___ Supplied information ___

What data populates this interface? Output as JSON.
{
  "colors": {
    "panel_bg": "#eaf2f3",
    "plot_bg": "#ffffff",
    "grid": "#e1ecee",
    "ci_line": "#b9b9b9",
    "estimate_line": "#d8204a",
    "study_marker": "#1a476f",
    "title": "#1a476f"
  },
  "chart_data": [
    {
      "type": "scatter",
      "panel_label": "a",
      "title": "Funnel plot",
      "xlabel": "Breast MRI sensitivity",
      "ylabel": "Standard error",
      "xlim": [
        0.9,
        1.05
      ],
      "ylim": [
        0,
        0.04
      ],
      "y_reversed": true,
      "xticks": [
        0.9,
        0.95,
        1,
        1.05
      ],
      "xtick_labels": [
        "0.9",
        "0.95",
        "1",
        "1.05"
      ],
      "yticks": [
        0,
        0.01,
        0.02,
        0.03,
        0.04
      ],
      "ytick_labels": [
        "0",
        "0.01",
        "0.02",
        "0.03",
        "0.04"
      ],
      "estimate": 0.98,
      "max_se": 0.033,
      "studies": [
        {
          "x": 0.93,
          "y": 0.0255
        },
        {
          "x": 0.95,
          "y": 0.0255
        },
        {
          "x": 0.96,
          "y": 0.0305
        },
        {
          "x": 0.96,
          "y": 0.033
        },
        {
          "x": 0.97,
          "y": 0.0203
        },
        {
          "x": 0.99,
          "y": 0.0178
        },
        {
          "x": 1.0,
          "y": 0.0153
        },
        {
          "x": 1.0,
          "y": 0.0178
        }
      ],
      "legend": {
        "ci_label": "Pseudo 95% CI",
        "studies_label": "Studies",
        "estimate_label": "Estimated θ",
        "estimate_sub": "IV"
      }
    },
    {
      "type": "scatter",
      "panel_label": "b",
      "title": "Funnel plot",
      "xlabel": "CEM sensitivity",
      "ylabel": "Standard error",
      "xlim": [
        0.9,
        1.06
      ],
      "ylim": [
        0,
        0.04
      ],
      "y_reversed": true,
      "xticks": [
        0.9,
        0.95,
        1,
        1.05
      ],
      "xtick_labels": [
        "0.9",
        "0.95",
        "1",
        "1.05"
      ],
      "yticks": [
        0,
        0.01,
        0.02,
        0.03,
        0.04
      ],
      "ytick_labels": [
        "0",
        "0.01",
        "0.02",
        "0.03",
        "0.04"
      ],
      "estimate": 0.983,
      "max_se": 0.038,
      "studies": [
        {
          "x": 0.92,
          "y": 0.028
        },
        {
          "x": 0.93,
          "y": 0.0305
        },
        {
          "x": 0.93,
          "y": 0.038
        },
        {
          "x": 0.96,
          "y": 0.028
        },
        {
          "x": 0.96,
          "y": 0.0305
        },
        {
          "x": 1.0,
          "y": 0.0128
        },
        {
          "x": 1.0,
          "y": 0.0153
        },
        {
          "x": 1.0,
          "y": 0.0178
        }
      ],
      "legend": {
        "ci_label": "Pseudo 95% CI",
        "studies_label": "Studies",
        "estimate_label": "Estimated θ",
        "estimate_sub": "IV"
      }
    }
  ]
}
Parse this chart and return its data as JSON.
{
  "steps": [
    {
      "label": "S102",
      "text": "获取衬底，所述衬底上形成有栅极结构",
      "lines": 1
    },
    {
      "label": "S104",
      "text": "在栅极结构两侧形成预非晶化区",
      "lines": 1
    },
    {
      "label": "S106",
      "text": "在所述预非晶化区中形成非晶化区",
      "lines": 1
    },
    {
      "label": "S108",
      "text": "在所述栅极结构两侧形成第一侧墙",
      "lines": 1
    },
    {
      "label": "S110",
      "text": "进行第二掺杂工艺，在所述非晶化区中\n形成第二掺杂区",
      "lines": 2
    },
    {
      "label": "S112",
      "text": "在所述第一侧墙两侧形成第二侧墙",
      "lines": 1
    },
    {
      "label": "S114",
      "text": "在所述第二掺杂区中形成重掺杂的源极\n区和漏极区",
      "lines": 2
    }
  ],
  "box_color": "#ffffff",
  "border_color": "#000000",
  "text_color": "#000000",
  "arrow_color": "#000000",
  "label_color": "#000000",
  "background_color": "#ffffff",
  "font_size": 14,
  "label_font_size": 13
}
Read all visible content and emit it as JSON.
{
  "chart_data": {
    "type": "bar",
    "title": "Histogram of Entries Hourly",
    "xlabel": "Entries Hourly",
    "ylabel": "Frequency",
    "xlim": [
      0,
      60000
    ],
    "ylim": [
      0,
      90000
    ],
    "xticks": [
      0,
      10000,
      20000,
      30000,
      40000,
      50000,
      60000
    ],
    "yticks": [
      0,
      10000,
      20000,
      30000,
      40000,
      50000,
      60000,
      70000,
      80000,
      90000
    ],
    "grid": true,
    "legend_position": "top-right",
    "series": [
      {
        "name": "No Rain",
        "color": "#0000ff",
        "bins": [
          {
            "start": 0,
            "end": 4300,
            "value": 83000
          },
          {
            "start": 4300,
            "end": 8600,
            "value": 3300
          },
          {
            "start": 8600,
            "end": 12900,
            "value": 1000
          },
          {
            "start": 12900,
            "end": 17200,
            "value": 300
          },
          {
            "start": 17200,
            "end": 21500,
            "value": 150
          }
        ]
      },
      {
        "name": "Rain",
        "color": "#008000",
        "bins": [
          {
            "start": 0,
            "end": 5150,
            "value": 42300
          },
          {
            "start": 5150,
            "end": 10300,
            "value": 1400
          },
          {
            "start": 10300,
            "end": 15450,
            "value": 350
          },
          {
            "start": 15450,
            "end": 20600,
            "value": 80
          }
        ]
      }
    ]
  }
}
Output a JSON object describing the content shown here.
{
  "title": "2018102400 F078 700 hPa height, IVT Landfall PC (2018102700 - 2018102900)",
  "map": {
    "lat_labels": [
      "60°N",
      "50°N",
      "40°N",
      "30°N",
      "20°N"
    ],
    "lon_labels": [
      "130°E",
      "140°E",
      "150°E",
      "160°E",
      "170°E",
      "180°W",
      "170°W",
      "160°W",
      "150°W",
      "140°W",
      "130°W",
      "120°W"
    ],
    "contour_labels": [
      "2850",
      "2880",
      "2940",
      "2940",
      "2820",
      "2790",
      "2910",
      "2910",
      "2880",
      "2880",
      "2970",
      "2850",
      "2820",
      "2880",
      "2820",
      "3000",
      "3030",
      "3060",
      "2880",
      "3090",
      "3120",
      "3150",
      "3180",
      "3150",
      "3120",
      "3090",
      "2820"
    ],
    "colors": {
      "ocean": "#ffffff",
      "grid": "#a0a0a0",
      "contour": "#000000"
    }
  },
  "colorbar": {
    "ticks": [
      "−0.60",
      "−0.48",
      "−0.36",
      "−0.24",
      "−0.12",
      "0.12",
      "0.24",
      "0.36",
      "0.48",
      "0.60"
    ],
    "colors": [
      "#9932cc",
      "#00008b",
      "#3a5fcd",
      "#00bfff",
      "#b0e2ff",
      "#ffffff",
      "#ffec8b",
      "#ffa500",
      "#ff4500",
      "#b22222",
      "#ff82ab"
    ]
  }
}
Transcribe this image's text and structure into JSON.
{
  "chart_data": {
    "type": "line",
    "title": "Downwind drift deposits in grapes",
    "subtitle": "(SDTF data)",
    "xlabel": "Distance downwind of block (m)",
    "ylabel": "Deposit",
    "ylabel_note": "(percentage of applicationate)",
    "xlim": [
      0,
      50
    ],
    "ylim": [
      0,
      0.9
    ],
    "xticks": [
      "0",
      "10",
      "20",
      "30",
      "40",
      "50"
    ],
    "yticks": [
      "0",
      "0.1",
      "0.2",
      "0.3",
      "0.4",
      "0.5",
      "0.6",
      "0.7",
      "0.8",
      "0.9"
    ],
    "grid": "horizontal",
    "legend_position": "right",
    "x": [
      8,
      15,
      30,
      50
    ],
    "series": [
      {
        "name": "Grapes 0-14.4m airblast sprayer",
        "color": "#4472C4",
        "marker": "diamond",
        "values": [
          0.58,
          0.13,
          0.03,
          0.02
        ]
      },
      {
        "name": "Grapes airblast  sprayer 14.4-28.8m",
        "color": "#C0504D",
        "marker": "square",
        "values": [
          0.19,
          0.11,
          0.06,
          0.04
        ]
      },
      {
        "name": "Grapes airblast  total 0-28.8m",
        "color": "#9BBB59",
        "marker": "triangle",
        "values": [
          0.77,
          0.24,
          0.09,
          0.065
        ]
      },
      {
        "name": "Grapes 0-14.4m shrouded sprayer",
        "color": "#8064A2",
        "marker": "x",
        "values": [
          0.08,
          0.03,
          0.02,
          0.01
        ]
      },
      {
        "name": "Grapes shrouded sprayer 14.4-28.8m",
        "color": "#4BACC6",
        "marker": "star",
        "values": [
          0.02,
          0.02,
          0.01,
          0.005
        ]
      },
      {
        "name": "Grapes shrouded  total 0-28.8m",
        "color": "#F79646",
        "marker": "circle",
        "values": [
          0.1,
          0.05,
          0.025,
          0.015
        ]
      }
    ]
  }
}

___

**Written instruction:**
Extract every line from the records above that contains the word "content".

**Solution to this problem:**
Read all visible content and emit it as JSON.
Output a JSON object describing the content shown here.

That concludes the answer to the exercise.